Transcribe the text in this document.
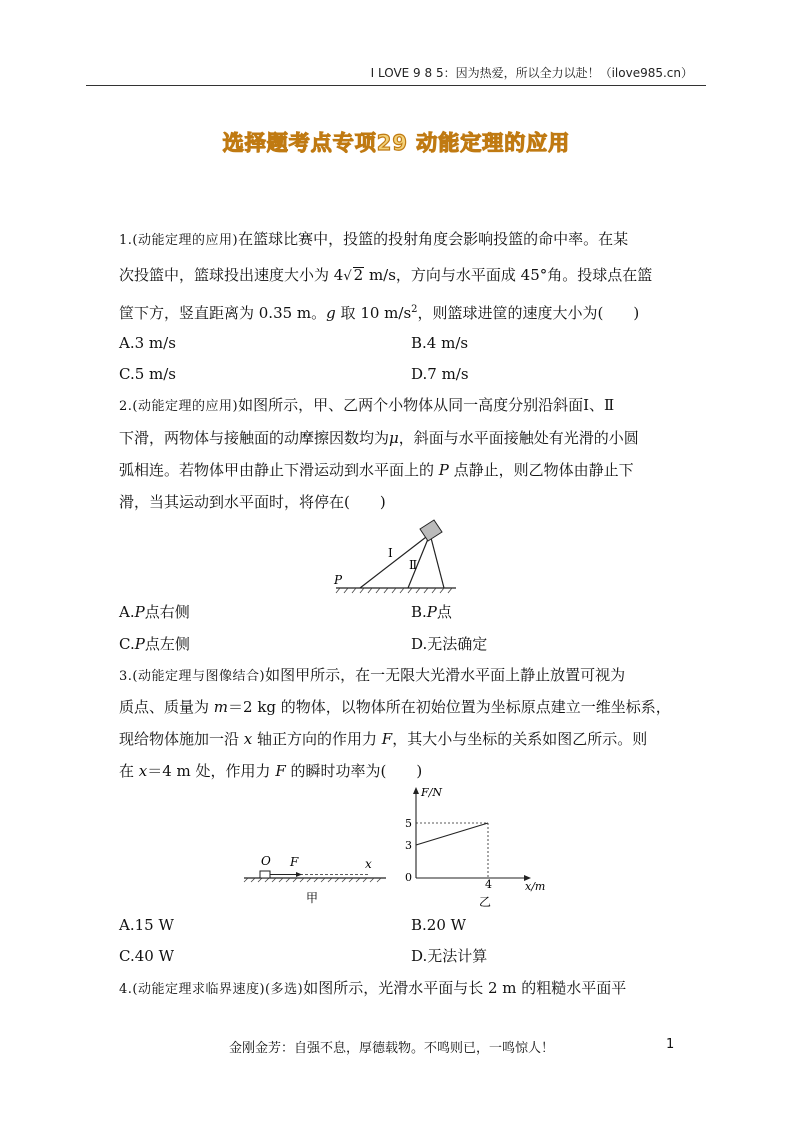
I LOVE 9 8 5：因为热爱，所以全力以赴！（ilove985.cn）
选择题考点专项29 动能定理的应用
1.(动能定理的应用)在篮球比赛中，投篮的投射角度会影响投篮的命中率。在某
次投篮中，篮球投出速度大小为 4√ 2 m/s，方向与水平面成 45°角。投球点在篮
筐下方，竖直距离为 0.35 m。g 取 10 $m/s^2$，则篮球进筐的速度大小为(　　)
A.3 m/s	B.4 m/s
C.5 m/s	D.7 m/s
2.(动能定理的应用)如图所示，甲、乙两个小物体从同一高度分别沿斜面Ⅰ、Ⅱ
下滑，两物体与接触面的动摩擦因数均为μ，斜面与水平面接触处有光滑的小圆
弧相连。若物体甲由静止下滑运动到水平面上的 P 点静止，则乙物体由静止下
滑，当其运动到水平面时，将停在(　　)
Ⅰ
Ⅱ
P
A.P点右侧	B.P点
C.P点左侧	D.无法确定
3.(动能定理与图像结合)如图甲所示，在一无限大光滑水平面上静止放置可视为
质点、质量为 m＝2 kg 的物体，以物体所在初始位置为坐标原点建立一维坐标系，
现给物体施加一沿 x 轴正方向的作用力 F，其大小与坐标的关系如图乙所示。则
在 x＝4 m 处，作用力 F 的瞬时功率为(　　)
O F	x
甲
F/N
5
3
0
4	x/m
乙
A.15 W	B.20 W
C.40 W	D.无法计算
4.(动能定理求临界速度)(多选)如图所示，光滑水平面与长 2 m 的粗糙水平面平
金刚金芳：自强不息，厚德载物。不鸣则已，一鸣惊人！	1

## EXERCISE INSTRUCTIONS
Collect each line holding the string "动能定理的应用".

## RESPONSE TO THE TASK
选择题考点专项29 动能定理的应用
1.(动能定理的应用)在篮球比赛中，投篮的投射角度会影响投篮的命中率。在某
2.(动能定理的应用)如图所示，甲、乙两个小物体从同一高度分别沿斜面Ⅰ、Ⅱ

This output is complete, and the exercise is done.